:: Exercise materials ::
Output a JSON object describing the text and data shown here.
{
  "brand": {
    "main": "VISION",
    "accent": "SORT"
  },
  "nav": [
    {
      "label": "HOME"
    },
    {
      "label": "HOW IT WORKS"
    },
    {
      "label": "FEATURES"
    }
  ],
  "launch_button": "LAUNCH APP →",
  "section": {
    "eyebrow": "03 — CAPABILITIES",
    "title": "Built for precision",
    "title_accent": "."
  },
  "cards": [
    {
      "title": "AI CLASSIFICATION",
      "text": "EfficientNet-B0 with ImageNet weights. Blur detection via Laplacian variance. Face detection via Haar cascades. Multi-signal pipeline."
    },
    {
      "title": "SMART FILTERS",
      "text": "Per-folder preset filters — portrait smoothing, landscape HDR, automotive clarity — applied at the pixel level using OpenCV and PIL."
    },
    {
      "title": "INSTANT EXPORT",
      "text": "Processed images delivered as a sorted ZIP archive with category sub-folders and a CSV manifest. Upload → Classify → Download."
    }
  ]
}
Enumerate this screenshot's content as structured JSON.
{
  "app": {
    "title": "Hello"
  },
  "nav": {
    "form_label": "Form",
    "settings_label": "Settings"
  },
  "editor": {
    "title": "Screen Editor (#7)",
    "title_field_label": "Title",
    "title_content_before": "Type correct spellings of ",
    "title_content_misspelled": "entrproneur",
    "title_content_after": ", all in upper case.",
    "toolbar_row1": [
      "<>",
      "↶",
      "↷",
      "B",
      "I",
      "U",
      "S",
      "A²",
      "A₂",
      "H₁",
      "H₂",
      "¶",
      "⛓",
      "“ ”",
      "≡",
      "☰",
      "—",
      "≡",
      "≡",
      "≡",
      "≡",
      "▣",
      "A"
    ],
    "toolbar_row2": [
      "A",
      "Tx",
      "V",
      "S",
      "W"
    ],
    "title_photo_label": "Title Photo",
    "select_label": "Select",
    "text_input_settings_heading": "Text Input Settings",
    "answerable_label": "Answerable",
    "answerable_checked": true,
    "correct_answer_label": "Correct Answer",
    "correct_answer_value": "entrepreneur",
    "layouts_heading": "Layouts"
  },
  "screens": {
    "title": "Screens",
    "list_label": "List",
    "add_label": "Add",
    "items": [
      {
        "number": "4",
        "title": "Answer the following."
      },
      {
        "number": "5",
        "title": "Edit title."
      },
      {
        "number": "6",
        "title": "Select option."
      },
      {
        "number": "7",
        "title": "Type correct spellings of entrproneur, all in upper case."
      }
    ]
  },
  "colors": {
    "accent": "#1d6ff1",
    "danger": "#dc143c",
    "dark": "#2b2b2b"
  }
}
:::
:: Exercise materials ::
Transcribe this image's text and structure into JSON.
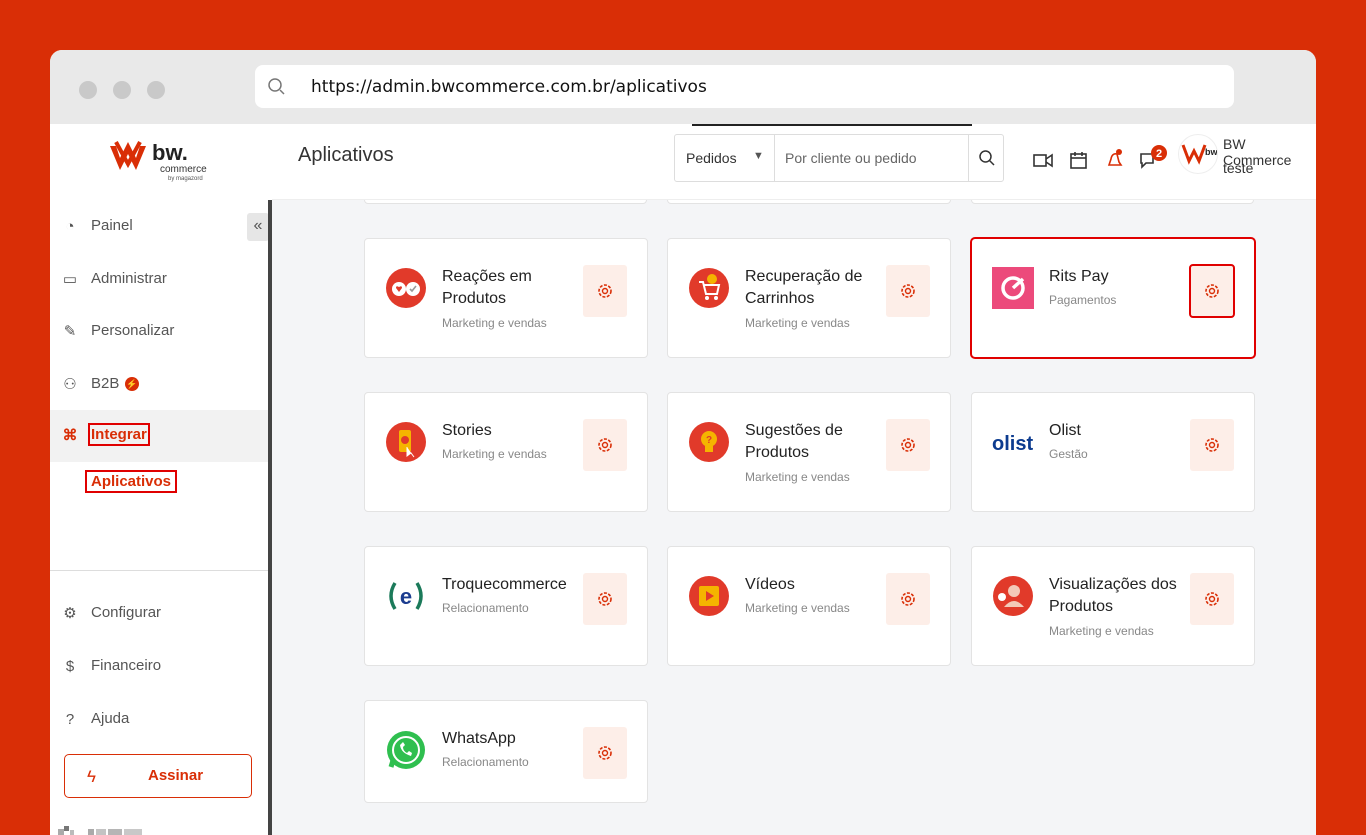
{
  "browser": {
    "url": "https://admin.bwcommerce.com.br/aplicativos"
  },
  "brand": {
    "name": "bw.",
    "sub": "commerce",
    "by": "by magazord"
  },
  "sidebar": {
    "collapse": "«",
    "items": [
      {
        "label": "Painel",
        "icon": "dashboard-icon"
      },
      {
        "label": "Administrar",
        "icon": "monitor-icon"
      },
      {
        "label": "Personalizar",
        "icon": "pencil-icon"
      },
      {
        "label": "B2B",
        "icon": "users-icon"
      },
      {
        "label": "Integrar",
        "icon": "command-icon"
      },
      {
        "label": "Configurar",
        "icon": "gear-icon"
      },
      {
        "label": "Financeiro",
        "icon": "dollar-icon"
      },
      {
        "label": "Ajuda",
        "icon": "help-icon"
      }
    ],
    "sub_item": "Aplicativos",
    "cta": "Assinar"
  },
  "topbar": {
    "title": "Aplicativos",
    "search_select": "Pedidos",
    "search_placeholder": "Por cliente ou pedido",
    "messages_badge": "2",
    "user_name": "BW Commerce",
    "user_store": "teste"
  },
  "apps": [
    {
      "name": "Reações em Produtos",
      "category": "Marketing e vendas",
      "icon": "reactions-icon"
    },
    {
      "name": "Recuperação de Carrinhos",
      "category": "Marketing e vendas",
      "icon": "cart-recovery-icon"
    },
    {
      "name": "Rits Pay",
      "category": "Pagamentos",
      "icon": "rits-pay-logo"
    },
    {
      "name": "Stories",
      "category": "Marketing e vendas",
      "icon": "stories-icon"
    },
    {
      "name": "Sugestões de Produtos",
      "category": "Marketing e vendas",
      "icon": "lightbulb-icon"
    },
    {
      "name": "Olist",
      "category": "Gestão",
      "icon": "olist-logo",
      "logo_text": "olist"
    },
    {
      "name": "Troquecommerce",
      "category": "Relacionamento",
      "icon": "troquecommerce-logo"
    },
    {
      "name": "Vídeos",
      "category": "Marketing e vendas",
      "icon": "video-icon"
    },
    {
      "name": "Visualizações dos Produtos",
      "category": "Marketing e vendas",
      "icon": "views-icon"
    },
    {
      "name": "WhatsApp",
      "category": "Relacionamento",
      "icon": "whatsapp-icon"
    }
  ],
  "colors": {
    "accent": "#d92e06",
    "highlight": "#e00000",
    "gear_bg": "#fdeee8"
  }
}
:::
▸ **Exercise prompt**
Pull out each line of the listing that holds the string "Type".

▸ **Full response**
    "title_content_before": "Type correct spellings of ",
        "title": "Type correct spellings of entrproneur, all in upper case."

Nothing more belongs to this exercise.